Collected data entries:
-- START --

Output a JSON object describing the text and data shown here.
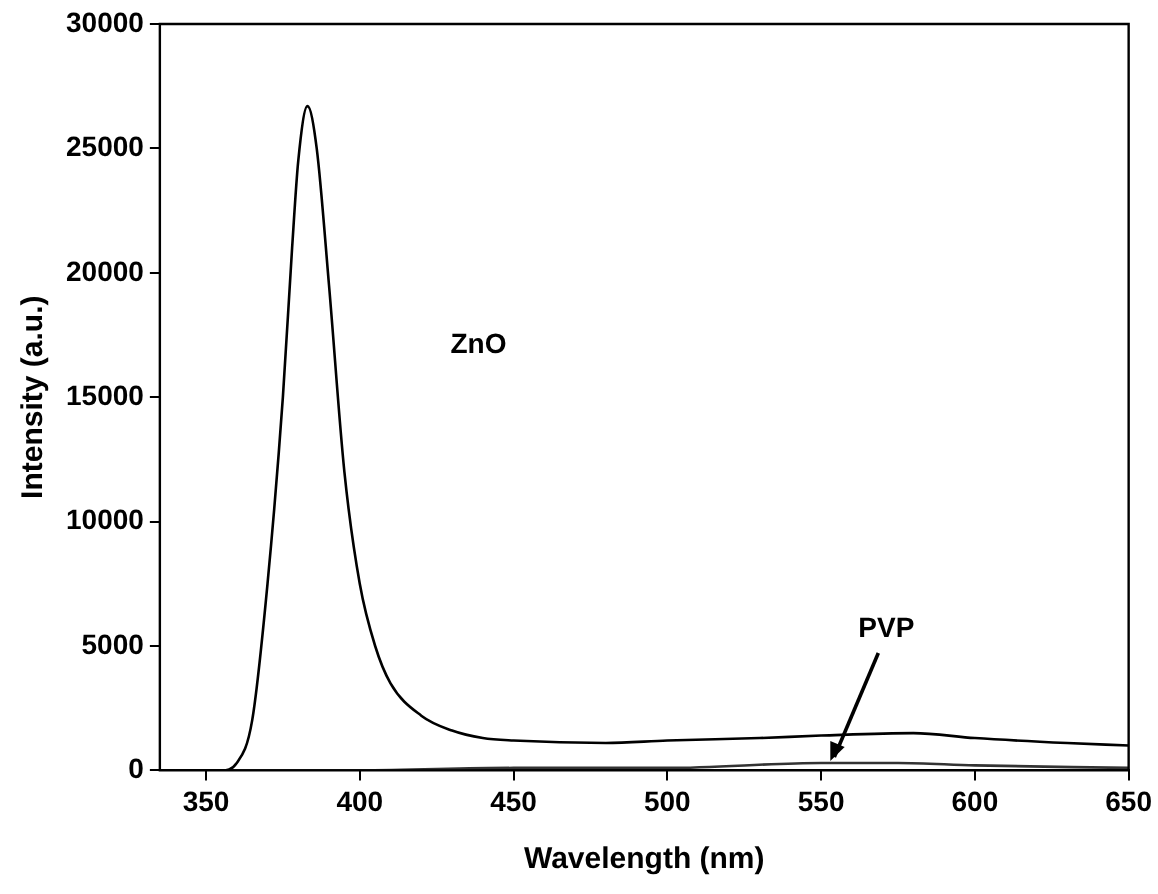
{
  "chart_data": {
    "type": "line",
    "xlabel": "Wavelength (nm)",
    "ylabel": "Intensity (a.u.)",
    "xlim": [
      335,
      650
    ],
    "xticks": [
      350,
      400,
      450,
      500,
      550,
      600,
      650
    ],
    "ylim": [
      0,
      30000
    ],
    "yticks": [
      0,
      5000,
      10000,
      15000,
      20000,
      25000,
      30000
    ],
    "grid": false,
    "legend": false,
    "marker": "none",
    "line_style": "solid",
    "series": [
      {
        "color": "#000000",
        "x": [
          340,
          350,
          355,
          360,
          365,
          370,
          375,
          378,
          380,
          383,
          386,
          390,
          395,
          400,
          405,
          410,
          420,
          430,
          440,
          450,
          480,
          500,
          530,
          550,
          580,
          600,
          630,
          650
        ],
        "values": [
          0,
          0,
          0,
          300,
          2000,
          7500,
          15000,
          21000,
          24500,
          26700,
          25000,
          19500,
          12000,
          7500,
          5000,
          3500,
          2200,
          1600,
          1300,
          1200,
          1100,
          1200,
          1300,
          1400,
          1500,
          1300,
          1100,
          1000
        ]
      },
      {
        "color": "#333333",
        "x": [
          340,
          400,
          450,
          500,
          550,
          575,
          600,
          650
        ],
        "values": [
          0,
          0,
          100,
          100,
          300,
          300,
          200,
          100
        ]
      }
    ],
    "annotations": [
      "ZnO",
      {
        "text": "PVP",
        "x": 553,
        "y": 300
      }
    ]
  }
}
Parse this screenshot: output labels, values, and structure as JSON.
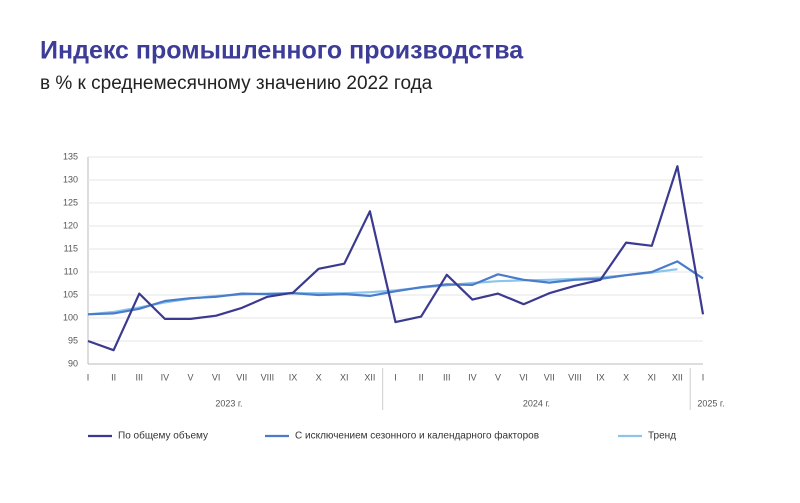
{
  "chart_data": {
    "type": "line",
    "title": "Индекс промышленного производства",
    "subtitle": "в % к среднемесячному значению 2022 года",
    "categories": [
      "I",
      "II",
      "III",
      "IV",
      "V",
      "VI",
      "VII",
      "VIII",
      "IX",
      "X",
      "XI",
      "XII",
      "I",
      "II",
      "III",
      "IV",
      "V",
      "VI",
      "VII",
      "VIII",
      "IX",
      "X",
      "XI",
      "XII",
      "I"
    ],
    "x_groups": [
      {
        "label": "2023 г.",
        "count": 12
      },
      {
        "label": "2024 г.",
        "count": 12
      },
      {
        "label": "2025 г.",
        "count": 1
      }
    ],
    "series": [
      {
        "name": "По общему объему",
        "color": "#3b3a8f",
        "values": [
          95,
          93,
          105.3,
          99.8,
          99.8,
          100.5,
          102.2,
          104.6,
          105.5,
          110.7,
          111.8,
          123.2,
          99.1,
          100.3,
          109.4,
          104.0,
          105.3,
          103.0,
          105.4,
          107.0,
          108.3,
          116.4,
          115.7,
          133.0,
          100.8
        ]
      },
      {
        "name": "С исключением сезонного и календарного факторов",
        "color": "#4a7cc9",
        "values": [
          100.8,
          101.0,
          102.0,
          103.7,
          104.3,
          104.6,
          105.3,
          105.2,
          105.4,
          105.0,
          105.2,
          104.8,
          105.8,
          106.7,
          107.3,
          107.2,
          109.5,
          108.3,
          107.7,
          108.3,
          108.5,
          109.3,
          110.0,
          112.3,
          108.6
        ]
      },
      {
        "name": "Тренд",
        "color": "#8cc4ec",
        "values": [
          100.8,
          101.3,
          102.3,
          103.4,
          104.2,
          104.8,
          105.1,
          105.3,
          105.4,
          105.4,
          105.4,
          105.6,
          106.0,
          106.6,
          107.1,
          107.6,
          108.0,
          108.2,
          108.3,
          108.5,
          108.8,
          109.3,
          109.9,
          110.6,
          null
        ]
      }
    ],
    "ylim": [
      90,
      135
    ],
    "yticks": [
      90,
      95,
      100,
      105,
      110,
      115,
      120,
      125,
      130,
      135
    ],
    "grid": true
  }
}
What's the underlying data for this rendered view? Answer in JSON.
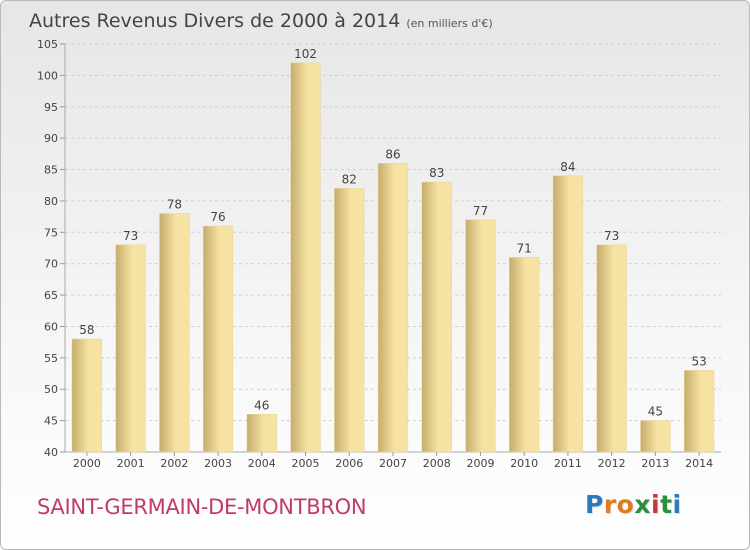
{
  "chart_data": {
    "type": "bar",
    "title": "Autres Revenus Divers de 2000 à 2014",
    "subtitle": "(en milliers d'€)",
    "categories": [
      "2000",
      "2001",
      "2002",
      "2003",
      "2004",
      "2005",
      "2006",
      "2007",
      "2008",
      "2009",
      "2010",
      "2011",
      "2012",
      "2013",
      "2014"
    ],
    "values": [
      58,
      73,
      78,
      76,
      46,
      102,
      82,
      86,
      83,
      77,
      71,
      84,
      73,
      45,
      53
    ],
    "ylim": [
      40,
      105
    ],
    "yticks": [
      40,
      45,
      50,
      55,
      60,
      65,
      70,
      75,
      80,
      85,
      90,
      95,
      100,
      105
    ],
    "grid": true,
    "xlabel": "",
    "ylabel": ""
  },
  "location": "SAINT-GERMAIN-DE-MONTBRON",
  "logo": {
    "letters": [
      "P",
      "r",
      "o",
      "x",
      "i",
      "t",
      "i"
    ],
    "colors": [
      "#2b7bc4",
      "#e07b1f",
      "#e07b1f",
      "#2a8f3e",
      "#c23b3b",
      "#2a8f3e",
      "#2b7bc4"
    ]
  },
  "colors": {
    "bar_light": "#f6e2a2",
    "bar_dark": "#c5ad6c",
    "grid": "#cfcfcf",
    "label": "#444444"
  }
}
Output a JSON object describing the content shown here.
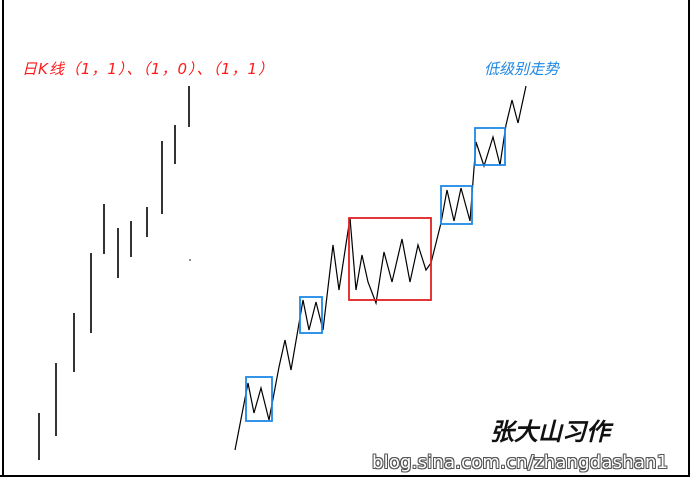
{
  "labels": {
    "title": "日K线（1，1）、（1，0）、（1，1）",
    "low_level": "低级别走势",
    "signature": "张大山习作",
    "watermark": "blog.sina.com.cn/zhangdashan1"
  },
  "colors": {
    "line": "#000000",
    "title": "#ff1a1a",
    "low_level_label": "#1e88e5",
    "blue_box": "#1e88e5",
    "red_box": "#e02020"
  }
}
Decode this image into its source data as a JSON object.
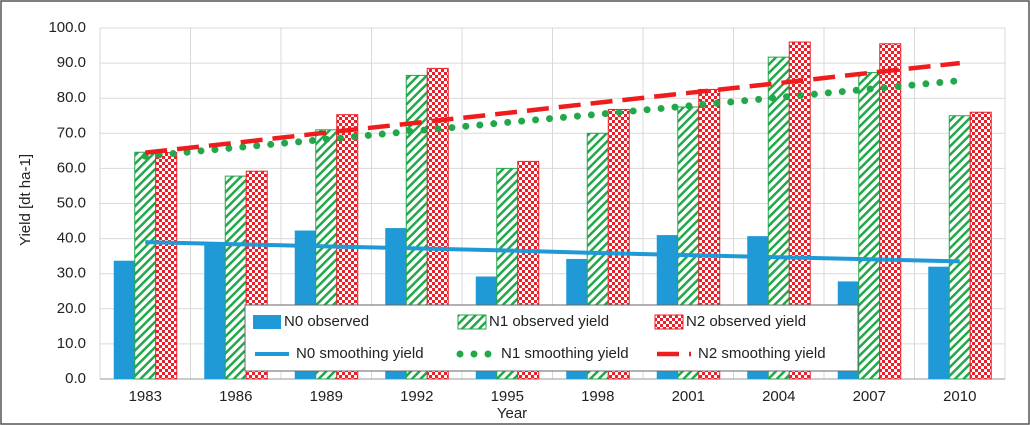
{
  "chart_data": {
    "type": "bar",
    "x_label": "Year",
    "y_label": "Yield [dt ha-1]",
    "categories": [
      "1983",
      "1986",
      "1989",
      "1992",
      "1995",
      "1998",
      "2001",
      "2004",
      "2007",
      "2010"
    ],
    "ylim": [
      0,
      100
    ],
    "yticks": [
      {
        "value": 0,
        "label": "0.0"
      },
      {
        "value": 10,
        "label": "10.0"
      },
      {
        "value": 20,
        "label": "20.0"
      },
      {
        "value": 30,
        "label": "30.0"
      },
      {
        "value": 40,
        "label": "40.0"
      },
      {
        "value": 50,
        "label": "50.0"
      },
      {
        "value": 60,
        "label": "60.0"
      },
      {
        "value": 70,
        "label": "70.0"
      },
      {
        "value": 80,
        "label": "80.0"
      },
      {
        "value": 90,
        "label": "90.0"
      },
      {
        "value": 100,
        "label": "100.0"
      }
    ],
    "grid": true,
    "series": [
      {
        "name": "N0 observed",
        "kind": "bar",
        "pattern": "solid",
        "color": "#1f9ad6",
        "values": [
          33.7,
          39.0,
          42.3,
          43.0,
          29.2,
          34.2,
          41.0,
          40.7,
          27.8,
          32.0
        ]
      },
      {
        "name": "N1 observed yield",
        "kind": "bar",
        "pattern": "hatch",
        "color": "#22a84a",
        "values": [
          64.6,
          57.8,
          71.0,
          86.5,
          60.0,
          70.0,
          77.5,
          91.7,
          87.3,
          75.0
        ]
      },
      {
        "name": "N2 observed yield",
        "kind": "bar",
        "pattern": "checker",
        "color": "#e8202a",
        "values": [
          64.5,
          59.2,
          75.3,
          88.5,
          62.0,
          76.8,
          82.5,
          96.0,
          95.5,
          76.0
        ]
      },
      {
        "name": "N0 smoothing yield",
        "kind": "line",
        "style": "solid",
        "color": "#1f9ad6",
        "values": [
          39.0,
          38.4,
          37.8,
          37.2,
          36.6,
          35.9,
          35.3,
          34.7,
          34.1,
          33.5
        ]
      },
      {
        "name": "N1 smoothing yield",
        "kind": "line",
        "style": "dotted",
        "color": "#22a84a",
        "values": [
          63.5,
          65.9,
          68.3,
          70.7,
          73.1,
          75.4,
          77.8,
          80.2,
          82.6,
          85.0
        ]
      },
      {
        "name": "N2 smoothing yield",
        "kind": "line",
        "style": "dashed",
        "color": "#ee1c1c",
        "values": [
          64.5,
          67.3,
          70.2,
          73.0,
          75.8,
          78.7,
          81.5,
          84.3,
          87.2,
          90.0
        ]
      }
    ]
  }
}
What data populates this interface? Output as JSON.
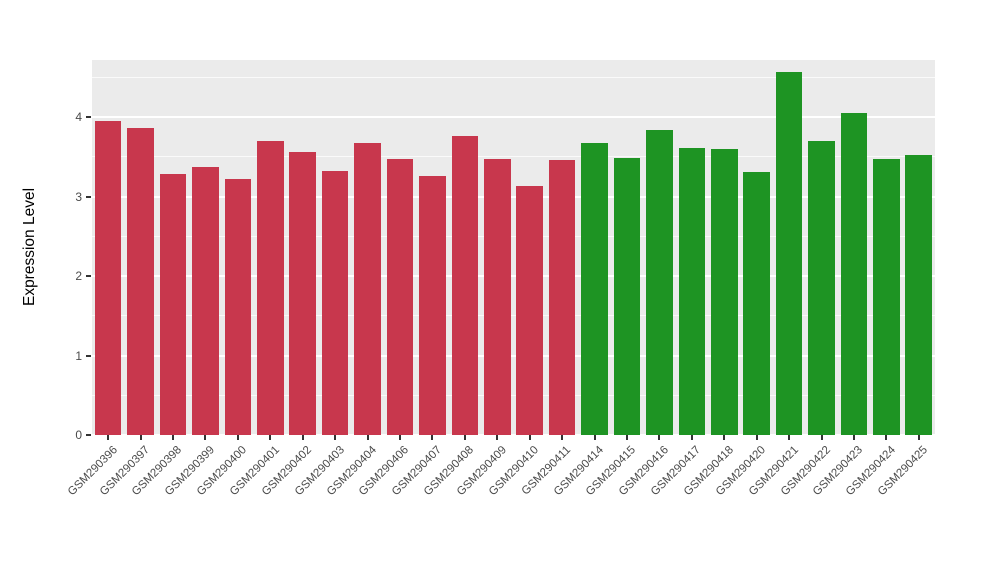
{
  "chart_data": {
    "type": "bar",
    "title": "",
    "xlabel": "",
    "ylabel": "Expression Level",
    "ylim": [
      0,
      4.72
    ],
    "yticks": [
      0,
      1,
      2,
      3,
      4
    ],
    "yticks_minor": [
      0.5,
      1.5,
      2.5,
      3.5,
      4.5
    ],
    "grid": true,
    "legend": "none",
    "panel_bg": "#EBEBEB",
    "grid_color": "#FFFFFF",
    "tick_color": "#333333",
    "tick_label_color": "#4a4a4a",
    "categories": [
      "GSM290396",
      "GSM290397",
      "GSM290398",
      "GSM290399",
      "GSM290400",
      "GSM290401",
      "GSM290402",
      "GSM290403",
      "GSM290404",
      "GSM290406",
      "GSM290407",
      "GSM290408",
      "GSM290409",
      "GSM290410",
      "GSM290411",
      "GSM290414",
      "GSM290415",
      "GSM290416",
      "GSM290417",
      "GSM290418",
      "GSM290420",
      "GSM290421",
      "GSM290422",
      "GSM290423",
      "GSM290424",
      "GSM290425"
    ],
    "values": [
      3.95,
      3.86,
      3.28,
      3.37,
      3.22,
      3.7,
      3.56,
      3.32,
      3.68,
      3.47,
      3.26,
      3.76,
      3.48,
      3.14,
      3.46,
      3.67,
      3.49,
      3.84,
      3.61,
      3.6,
      3.31,
      4.57,
      3.7,
      4.05,
      3.48,
      3.52
    ],
    "groups": [
      "red",
      "red",
      "red",
      "red",
      "red",
      "red",
      "red",
      "red",
      "red",
      "red",
      "red",
      "red",
      "red",
      "red",
      "red",
      "green",
      "green",
      "green",
      "green",
      "green",
      "green",
      "green",
      "green",
      "green",
      "green",
      "green"
    ],
    "palette": {
      "red": "#C8374D",
      "green": "#1E9423"
    },
    "bar_width_fraction": 0.82
  }
}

-- END --

**WHAT THE TASK ASKS**
Each line in the data that holds the string "this" should be found and copied.

**RESPONSE**
Parse this screenshot: output labels, values, and structure as JSON.
What's the underlying data for this rendered view? Answer in JSON.
Decode this image into its source data as a JSON object.
What data populates this interface? Output as JSON.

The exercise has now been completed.